• Document text

  2. I am sorry for the loss of your beloved and inspired by your quest to find out “Who am I now? Who am I for?” I do believe that God isn’t done with you or any of us yet, his plan for you is still unfolding and I am graced to be on this journey with you.

  3. Dear Graced B,

    Words cannot describe how thoroughly and deeply your biography has touched my heart. I also believe that we are all so blessed and that grace is here present for us all 24/7. It makes me smile to think that when I read the title of your post, I thought you were saying you are a woman named Grace who constantly works! Very clever!

    The love you and your husband who passed away touches my heart. I hope to have a marriage like yours someday.

    I look forward to walking with you on this Pentecost journey.


  4. Hi Graced B- thank you for your sharing and your questions are powerful. fI loved your invocation of writers, poets and artists. It took me to a quote from a book I have been reading, “The role of the artist is to make the revolution irresistible.” I look forward to sharing this part of life’s journey with you. Diane

  5. Wonderful sharing, Suz — Grace B . Deep sighs of recognition and appreciation for your life and witness. I pray you are wrapped in Community here. Thank you also for the words from your husband’s loving legacy.

• Your tasks
(a) List the kinds of creative people that Graced B invoked, according to the comment from Diane.
(b) In the comment addressed "Dear Graced B," why does the commenter say the title of the post made them smile?
(c) Reproduce the comments on Graced B's post from "Words cannot describe" up to and including "works! Very clever!".
The entries that follow come from a different source than the comments above.

• Data excerpts
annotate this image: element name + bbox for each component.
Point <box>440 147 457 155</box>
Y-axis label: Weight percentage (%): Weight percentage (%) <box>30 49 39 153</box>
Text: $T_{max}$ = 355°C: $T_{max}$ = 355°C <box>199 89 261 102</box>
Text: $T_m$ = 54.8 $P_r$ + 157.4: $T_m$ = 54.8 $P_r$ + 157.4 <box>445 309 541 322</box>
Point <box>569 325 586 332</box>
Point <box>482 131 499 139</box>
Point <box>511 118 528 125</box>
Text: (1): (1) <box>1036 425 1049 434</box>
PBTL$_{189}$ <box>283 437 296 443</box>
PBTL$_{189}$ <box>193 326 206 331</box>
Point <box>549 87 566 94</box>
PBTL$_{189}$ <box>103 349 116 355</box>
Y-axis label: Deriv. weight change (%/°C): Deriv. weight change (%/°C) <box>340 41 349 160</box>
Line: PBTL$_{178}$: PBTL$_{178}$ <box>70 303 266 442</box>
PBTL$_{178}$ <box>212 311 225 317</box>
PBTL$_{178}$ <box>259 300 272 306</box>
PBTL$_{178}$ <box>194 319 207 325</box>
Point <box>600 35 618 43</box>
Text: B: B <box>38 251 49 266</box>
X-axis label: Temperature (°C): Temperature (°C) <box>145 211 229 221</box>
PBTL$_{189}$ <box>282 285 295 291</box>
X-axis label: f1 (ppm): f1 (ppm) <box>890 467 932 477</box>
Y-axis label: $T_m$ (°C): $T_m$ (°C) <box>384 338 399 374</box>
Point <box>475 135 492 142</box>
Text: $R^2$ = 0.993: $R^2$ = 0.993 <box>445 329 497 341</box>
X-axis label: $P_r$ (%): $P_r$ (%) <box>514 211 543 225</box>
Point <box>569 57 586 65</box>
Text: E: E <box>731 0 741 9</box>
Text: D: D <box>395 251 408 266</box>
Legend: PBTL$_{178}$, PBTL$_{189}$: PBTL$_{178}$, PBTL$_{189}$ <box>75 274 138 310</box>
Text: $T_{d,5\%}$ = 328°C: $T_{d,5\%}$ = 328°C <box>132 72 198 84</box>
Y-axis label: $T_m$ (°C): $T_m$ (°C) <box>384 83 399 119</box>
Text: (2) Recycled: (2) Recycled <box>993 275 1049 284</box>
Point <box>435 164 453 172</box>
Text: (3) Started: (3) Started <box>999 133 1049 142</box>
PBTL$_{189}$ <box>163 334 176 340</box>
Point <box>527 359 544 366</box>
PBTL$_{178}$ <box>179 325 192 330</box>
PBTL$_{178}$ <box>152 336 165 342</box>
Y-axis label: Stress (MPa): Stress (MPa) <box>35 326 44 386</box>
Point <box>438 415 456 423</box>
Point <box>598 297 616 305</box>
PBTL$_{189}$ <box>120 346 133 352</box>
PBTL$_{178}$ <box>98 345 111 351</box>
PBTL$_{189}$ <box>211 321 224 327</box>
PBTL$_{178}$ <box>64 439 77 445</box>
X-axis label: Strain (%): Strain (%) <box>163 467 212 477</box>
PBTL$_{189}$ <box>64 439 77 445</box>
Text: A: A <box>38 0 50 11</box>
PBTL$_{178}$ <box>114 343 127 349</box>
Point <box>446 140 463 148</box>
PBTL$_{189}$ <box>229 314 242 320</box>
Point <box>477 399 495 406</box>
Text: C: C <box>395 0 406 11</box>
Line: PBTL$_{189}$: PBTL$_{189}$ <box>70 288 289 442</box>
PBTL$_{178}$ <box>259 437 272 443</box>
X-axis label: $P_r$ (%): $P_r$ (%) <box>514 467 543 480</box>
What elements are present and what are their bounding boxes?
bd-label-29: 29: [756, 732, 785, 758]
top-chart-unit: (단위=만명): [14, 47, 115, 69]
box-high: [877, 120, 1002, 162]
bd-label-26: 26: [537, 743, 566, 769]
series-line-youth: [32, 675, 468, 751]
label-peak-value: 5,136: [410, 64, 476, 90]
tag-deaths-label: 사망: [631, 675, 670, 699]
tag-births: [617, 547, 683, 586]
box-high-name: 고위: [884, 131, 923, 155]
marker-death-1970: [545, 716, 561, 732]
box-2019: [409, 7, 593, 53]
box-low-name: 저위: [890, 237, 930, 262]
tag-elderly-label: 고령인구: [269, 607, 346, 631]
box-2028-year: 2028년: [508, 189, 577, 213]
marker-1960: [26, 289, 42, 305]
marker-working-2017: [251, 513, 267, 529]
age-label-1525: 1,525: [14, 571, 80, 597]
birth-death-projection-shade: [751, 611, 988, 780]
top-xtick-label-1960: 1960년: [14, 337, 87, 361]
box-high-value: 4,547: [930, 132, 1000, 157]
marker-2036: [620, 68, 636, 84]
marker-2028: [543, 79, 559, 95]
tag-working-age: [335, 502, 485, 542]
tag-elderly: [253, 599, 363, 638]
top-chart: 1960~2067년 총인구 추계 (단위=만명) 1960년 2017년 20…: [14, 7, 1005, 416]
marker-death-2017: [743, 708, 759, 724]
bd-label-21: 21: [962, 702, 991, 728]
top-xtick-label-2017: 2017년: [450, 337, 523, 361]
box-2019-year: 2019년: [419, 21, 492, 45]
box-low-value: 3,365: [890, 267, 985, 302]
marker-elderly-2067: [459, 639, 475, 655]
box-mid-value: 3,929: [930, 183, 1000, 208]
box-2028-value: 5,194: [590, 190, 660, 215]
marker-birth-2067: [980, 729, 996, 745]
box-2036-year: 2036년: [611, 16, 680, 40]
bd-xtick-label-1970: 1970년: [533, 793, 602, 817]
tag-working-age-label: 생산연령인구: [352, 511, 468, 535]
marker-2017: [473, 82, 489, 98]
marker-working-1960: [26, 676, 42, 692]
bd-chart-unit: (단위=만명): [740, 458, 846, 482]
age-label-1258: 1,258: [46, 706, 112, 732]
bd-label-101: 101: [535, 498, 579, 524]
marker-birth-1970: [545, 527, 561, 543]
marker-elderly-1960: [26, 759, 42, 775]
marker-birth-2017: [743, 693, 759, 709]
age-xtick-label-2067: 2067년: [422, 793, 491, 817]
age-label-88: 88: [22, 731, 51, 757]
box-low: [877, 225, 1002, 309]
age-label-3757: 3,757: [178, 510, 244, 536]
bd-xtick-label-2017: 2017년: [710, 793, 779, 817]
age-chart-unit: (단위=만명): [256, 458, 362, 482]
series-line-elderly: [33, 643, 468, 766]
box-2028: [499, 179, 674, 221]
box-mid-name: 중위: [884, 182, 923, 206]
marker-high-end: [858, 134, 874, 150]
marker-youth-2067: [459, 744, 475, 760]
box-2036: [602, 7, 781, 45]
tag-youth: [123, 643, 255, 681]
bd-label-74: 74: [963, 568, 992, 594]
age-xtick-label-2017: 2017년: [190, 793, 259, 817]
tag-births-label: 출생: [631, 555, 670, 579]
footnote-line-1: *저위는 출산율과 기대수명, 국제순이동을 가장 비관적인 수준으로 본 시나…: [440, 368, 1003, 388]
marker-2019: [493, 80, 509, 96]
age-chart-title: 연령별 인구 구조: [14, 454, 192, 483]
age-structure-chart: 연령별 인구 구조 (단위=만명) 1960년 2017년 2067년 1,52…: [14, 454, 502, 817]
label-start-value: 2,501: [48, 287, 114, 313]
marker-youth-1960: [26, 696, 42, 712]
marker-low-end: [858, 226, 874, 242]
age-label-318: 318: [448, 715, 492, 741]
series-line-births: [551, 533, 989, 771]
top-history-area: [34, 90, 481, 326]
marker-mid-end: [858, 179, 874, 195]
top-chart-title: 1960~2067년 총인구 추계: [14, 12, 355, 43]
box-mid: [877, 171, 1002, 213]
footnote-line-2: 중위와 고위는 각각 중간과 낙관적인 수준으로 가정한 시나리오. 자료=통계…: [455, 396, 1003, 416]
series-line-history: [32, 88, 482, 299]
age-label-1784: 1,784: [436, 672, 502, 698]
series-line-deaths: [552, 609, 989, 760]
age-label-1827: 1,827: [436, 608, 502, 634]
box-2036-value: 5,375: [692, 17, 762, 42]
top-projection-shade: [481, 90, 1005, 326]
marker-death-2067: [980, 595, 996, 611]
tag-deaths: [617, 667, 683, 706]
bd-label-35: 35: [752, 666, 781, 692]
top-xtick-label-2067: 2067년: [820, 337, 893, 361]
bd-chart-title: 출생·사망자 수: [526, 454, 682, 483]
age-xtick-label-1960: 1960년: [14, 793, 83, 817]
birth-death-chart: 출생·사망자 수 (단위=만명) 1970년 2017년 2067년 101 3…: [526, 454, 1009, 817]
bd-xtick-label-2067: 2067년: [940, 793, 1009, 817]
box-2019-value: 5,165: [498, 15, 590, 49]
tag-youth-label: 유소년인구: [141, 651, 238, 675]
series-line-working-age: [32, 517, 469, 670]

• Results of the tasks
(a) Writers, poets and artists.

(b) On first reading the title, the commenter thought Graced B was saying she was a woman named Grace who constantly works. The commenter found this reading amusing and called the title "Very clever!"

(c)
Words cannot describe how thoroughly and deeply your biography has touched my heart. I also believe that we are all so blessed and that grace is here present for us all 24/7. It makes me smile to think that when I read the title of your post, I thought you were saying you are a woman named Grace who constantly works! Very clever!